What you need to do » Collect all lines containing the word "transecting" from the data.

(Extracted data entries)
▬▬▬▬▬▬
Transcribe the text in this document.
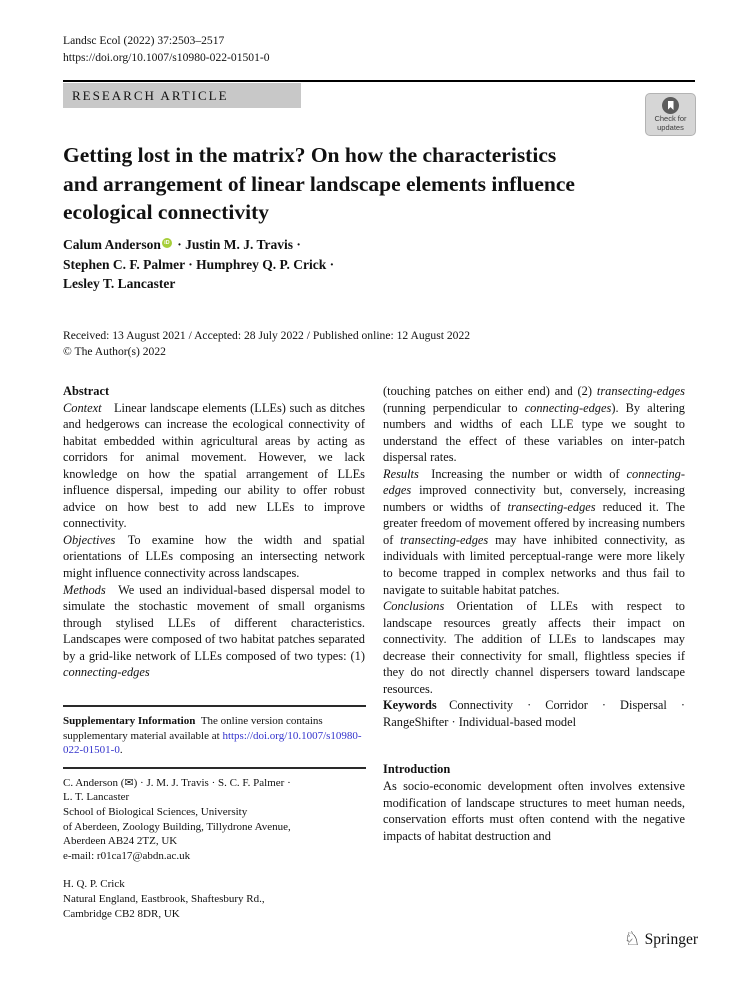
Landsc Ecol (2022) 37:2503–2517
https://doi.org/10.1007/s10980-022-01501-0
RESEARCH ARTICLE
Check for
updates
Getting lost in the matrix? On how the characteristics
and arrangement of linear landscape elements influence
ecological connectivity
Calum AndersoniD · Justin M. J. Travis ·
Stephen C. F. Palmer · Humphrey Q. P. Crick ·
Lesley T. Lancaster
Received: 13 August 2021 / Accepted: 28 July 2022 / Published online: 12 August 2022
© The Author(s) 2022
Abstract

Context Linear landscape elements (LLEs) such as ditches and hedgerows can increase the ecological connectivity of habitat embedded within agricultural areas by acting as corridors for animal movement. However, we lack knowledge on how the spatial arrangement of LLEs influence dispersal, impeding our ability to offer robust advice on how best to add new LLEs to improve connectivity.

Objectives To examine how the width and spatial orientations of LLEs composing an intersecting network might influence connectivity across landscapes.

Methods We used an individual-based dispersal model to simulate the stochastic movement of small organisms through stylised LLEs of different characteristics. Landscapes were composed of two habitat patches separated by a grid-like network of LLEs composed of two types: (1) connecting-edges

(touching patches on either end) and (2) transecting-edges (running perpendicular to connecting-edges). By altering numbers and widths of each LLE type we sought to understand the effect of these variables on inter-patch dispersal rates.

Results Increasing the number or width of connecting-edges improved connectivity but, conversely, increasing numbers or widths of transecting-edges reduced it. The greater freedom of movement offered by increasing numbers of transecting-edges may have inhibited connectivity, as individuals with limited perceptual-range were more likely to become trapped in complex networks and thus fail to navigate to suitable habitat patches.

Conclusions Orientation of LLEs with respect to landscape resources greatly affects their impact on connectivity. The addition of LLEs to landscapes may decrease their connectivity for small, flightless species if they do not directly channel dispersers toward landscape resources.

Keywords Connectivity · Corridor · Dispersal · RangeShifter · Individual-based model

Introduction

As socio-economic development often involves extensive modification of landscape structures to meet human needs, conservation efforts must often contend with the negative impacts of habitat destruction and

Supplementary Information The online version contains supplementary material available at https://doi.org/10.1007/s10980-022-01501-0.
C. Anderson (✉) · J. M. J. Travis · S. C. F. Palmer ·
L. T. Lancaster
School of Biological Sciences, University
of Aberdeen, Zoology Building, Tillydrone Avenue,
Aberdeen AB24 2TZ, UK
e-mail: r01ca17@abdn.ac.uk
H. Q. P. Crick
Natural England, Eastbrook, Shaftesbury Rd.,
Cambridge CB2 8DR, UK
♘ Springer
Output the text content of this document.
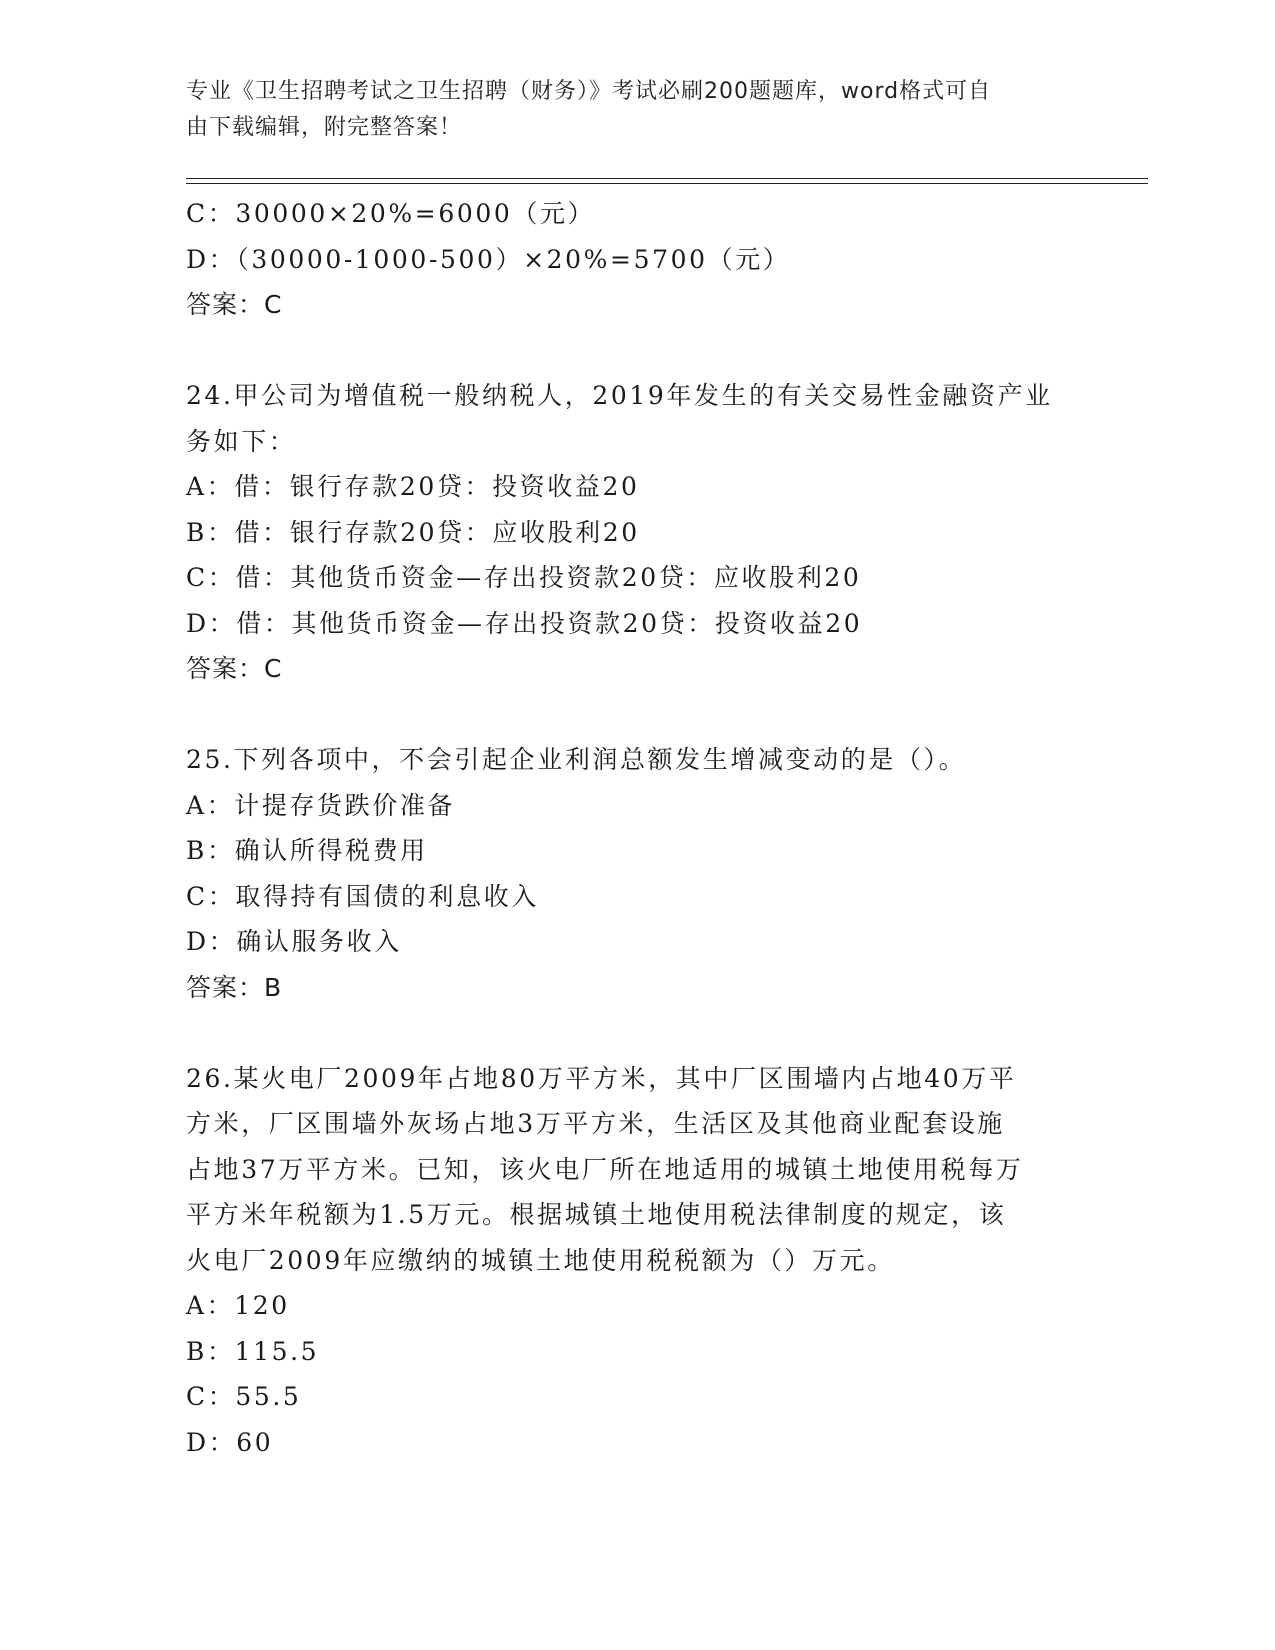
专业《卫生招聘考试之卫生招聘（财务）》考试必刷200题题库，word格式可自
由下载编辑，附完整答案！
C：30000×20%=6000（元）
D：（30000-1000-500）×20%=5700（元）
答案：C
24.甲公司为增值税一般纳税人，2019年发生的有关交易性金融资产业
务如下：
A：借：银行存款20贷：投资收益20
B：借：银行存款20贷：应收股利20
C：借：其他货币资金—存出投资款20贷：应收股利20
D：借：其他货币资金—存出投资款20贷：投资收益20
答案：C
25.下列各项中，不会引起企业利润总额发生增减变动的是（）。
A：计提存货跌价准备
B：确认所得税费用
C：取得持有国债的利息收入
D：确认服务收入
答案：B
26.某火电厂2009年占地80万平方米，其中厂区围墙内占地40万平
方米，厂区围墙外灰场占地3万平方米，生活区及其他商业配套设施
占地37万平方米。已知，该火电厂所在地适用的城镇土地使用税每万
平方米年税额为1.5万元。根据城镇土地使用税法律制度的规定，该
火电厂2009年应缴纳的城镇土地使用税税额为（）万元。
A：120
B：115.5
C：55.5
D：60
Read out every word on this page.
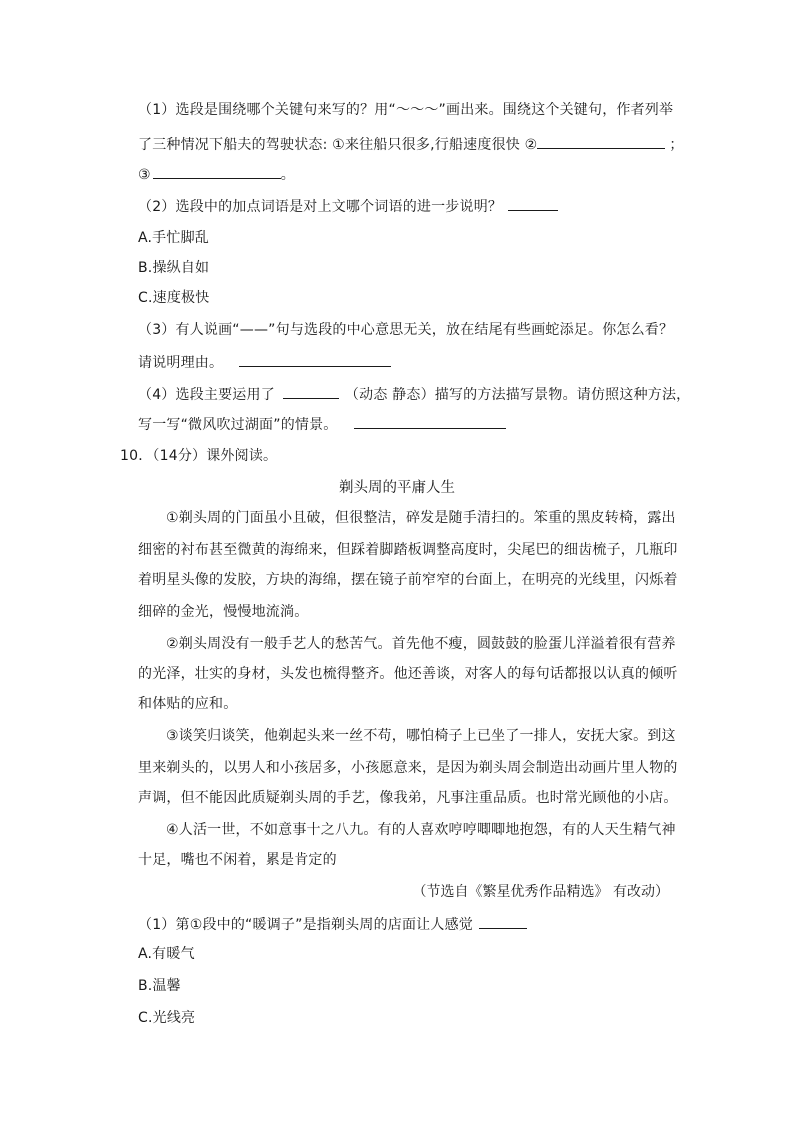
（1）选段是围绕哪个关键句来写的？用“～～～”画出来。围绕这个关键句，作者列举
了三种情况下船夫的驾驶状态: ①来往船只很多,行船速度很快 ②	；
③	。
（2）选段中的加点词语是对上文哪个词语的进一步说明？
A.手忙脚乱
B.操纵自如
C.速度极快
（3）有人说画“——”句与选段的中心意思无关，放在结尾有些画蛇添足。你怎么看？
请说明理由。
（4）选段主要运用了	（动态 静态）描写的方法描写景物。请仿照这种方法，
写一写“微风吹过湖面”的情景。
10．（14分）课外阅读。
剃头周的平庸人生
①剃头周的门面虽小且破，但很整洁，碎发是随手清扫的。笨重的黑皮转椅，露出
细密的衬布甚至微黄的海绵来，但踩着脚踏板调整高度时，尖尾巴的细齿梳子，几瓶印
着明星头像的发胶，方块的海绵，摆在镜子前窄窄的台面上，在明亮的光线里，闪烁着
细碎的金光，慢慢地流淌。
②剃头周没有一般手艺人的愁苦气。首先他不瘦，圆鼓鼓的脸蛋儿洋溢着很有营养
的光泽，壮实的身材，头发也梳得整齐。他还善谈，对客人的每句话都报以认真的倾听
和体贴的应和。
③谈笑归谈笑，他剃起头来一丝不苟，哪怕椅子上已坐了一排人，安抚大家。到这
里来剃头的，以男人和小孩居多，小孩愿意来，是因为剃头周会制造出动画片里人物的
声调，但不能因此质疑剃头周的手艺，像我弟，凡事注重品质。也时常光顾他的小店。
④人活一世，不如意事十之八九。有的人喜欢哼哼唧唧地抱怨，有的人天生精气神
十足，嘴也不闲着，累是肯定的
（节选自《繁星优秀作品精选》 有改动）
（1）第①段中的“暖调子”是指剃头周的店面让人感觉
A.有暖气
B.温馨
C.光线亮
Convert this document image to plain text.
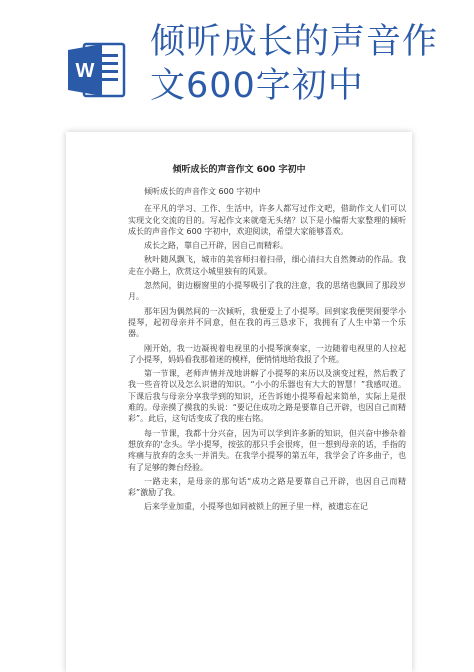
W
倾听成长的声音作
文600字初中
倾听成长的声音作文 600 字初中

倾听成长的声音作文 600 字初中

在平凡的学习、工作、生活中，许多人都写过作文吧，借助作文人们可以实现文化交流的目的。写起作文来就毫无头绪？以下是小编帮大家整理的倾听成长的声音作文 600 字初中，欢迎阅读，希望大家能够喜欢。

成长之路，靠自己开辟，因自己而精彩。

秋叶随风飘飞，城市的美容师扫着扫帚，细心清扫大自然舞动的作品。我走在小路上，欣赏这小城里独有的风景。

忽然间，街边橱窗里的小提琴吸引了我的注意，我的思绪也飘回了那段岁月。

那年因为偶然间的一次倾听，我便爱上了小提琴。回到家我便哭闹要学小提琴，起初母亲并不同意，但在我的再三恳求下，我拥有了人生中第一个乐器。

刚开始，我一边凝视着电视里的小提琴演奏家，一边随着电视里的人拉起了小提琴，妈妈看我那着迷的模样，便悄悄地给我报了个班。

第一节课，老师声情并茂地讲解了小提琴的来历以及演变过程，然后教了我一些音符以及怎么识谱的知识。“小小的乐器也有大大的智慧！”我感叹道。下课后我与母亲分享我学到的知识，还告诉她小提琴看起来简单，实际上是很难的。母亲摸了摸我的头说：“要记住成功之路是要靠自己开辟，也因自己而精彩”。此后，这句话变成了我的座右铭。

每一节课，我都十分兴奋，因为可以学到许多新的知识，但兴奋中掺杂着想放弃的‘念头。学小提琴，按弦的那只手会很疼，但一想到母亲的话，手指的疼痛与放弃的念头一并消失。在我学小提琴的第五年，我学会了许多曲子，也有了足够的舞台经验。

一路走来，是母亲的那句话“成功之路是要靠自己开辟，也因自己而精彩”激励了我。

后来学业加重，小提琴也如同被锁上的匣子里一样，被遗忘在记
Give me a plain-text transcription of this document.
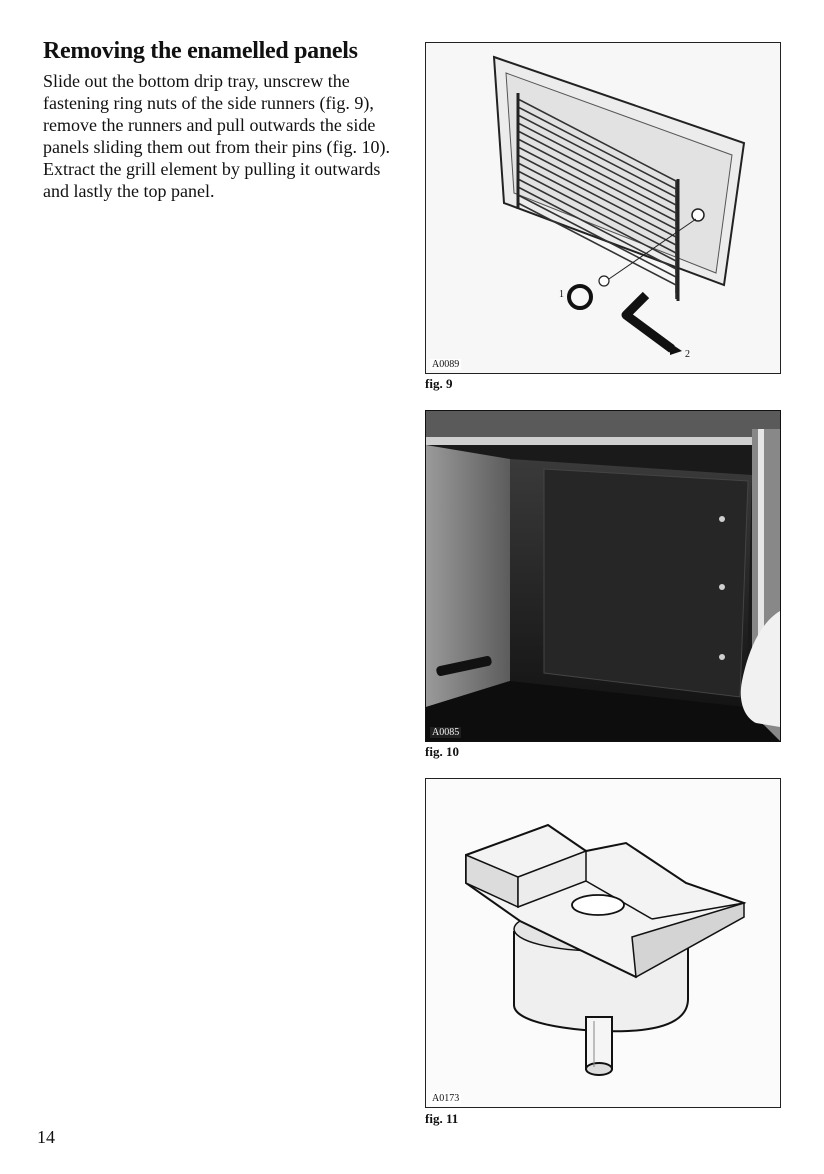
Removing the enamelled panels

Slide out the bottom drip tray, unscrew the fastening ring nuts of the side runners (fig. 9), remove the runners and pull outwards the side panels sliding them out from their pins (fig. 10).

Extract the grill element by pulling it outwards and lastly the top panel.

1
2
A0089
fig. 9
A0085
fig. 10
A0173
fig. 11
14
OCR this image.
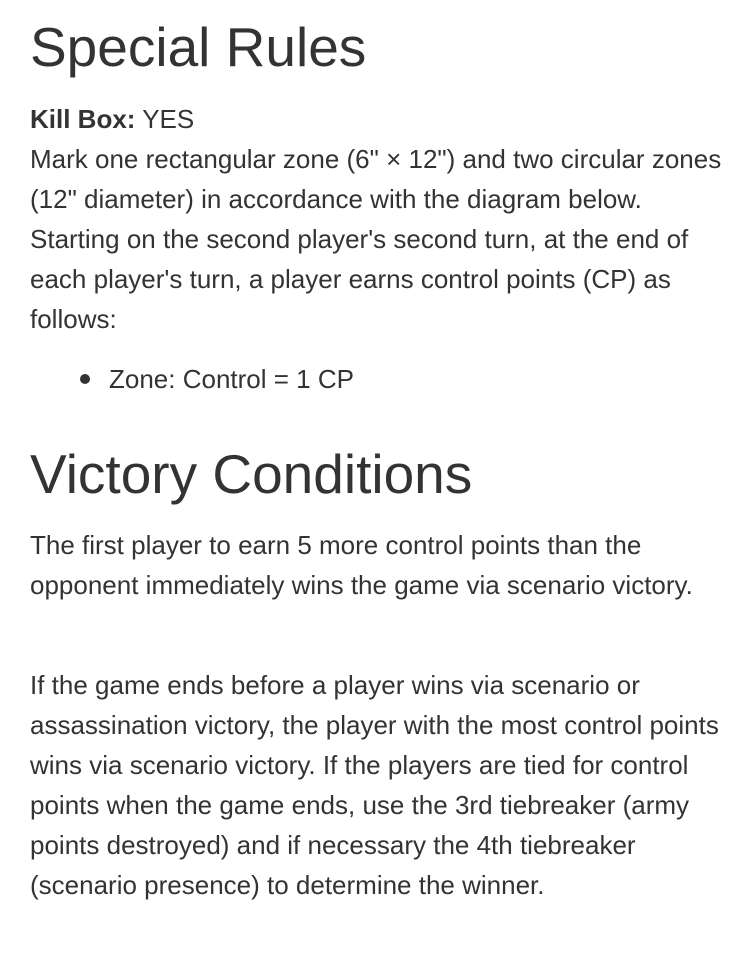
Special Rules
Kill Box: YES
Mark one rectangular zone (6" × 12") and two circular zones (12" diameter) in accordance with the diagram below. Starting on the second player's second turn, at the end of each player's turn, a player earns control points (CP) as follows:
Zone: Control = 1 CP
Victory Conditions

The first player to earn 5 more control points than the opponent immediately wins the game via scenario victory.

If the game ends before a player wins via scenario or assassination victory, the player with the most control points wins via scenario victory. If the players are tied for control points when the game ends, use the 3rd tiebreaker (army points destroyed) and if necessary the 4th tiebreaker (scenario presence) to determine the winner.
▬▬▬▬▬▬
Solved exercise »
(touching patches on either end) and (2) transecting-edges (running perpendicular to connecting-edges). By altering numbers and widths of each LLE type we sought to understand the effect of these variables on inter-patch dispersal rates.
Results Increasing the number or width of connecting-edges improved connectivity but, conversely, increasing numbers or widths of transecting-edges reduced it. The greater freedom of movement offered by increasing numbers of transecting-edges may have inhibited connectivity, as individuals with limited perceptual-range were more likely to become trapped in complex networks and thus fail to navigate to suitable habitat patches.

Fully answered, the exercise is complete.